++++ Dataset excerpts ++++
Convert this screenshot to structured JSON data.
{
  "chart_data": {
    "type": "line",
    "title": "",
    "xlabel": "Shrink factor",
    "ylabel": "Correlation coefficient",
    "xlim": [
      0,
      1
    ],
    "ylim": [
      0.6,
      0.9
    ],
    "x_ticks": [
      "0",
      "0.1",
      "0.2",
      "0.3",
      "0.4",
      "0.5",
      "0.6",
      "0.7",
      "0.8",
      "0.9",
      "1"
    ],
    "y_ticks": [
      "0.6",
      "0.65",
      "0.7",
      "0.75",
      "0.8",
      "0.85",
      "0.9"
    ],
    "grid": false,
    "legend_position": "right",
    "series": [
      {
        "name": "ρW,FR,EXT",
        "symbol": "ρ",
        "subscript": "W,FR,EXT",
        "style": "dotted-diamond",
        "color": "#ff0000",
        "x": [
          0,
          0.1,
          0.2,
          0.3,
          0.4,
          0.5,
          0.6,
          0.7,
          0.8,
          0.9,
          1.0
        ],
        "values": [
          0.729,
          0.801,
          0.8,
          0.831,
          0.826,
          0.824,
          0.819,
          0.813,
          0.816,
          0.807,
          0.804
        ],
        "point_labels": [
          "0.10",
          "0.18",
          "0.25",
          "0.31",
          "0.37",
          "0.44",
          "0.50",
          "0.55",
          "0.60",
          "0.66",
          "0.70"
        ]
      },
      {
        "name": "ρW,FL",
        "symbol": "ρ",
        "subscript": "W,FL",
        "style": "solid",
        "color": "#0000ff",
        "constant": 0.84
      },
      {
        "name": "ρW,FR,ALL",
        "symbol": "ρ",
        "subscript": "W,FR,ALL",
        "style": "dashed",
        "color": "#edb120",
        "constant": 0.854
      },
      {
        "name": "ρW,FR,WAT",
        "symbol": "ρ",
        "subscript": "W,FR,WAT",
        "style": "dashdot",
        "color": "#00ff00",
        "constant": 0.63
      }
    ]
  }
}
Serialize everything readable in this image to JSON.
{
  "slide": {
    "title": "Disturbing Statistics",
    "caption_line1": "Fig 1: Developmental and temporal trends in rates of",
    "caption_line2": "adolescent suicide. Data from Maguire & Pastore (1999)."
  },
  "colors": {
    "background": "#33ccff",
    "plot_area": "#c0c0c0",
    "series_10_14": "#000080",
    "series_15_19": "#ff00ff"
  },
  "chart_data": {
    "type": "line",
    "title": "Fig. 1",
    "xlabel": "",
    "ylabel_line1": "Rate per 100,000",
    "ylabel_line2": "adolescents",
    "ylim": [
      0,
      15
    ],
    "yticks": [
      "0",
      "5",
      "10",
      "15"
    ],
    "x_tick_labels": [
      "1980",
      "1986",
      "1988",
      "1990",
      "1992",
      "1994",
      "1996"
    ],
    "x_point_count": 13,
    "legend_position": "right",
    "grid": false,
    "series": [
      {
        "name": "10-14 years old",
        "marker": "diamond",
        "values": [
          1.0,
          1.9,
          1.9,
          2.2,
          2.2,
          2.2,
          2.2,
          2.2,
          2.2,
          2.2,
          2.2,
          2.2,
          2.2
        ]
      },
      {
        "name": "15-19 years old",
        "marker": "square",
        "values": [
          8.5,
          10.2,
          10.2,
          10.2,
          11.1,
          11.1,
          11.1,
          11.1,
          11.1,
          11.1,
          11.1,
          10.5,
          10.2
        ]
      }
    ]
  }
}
++++
» **Task goal**
Looking at the material above, count the lines that hold "style" and give the total alone.

» **Answer to this exercise**
4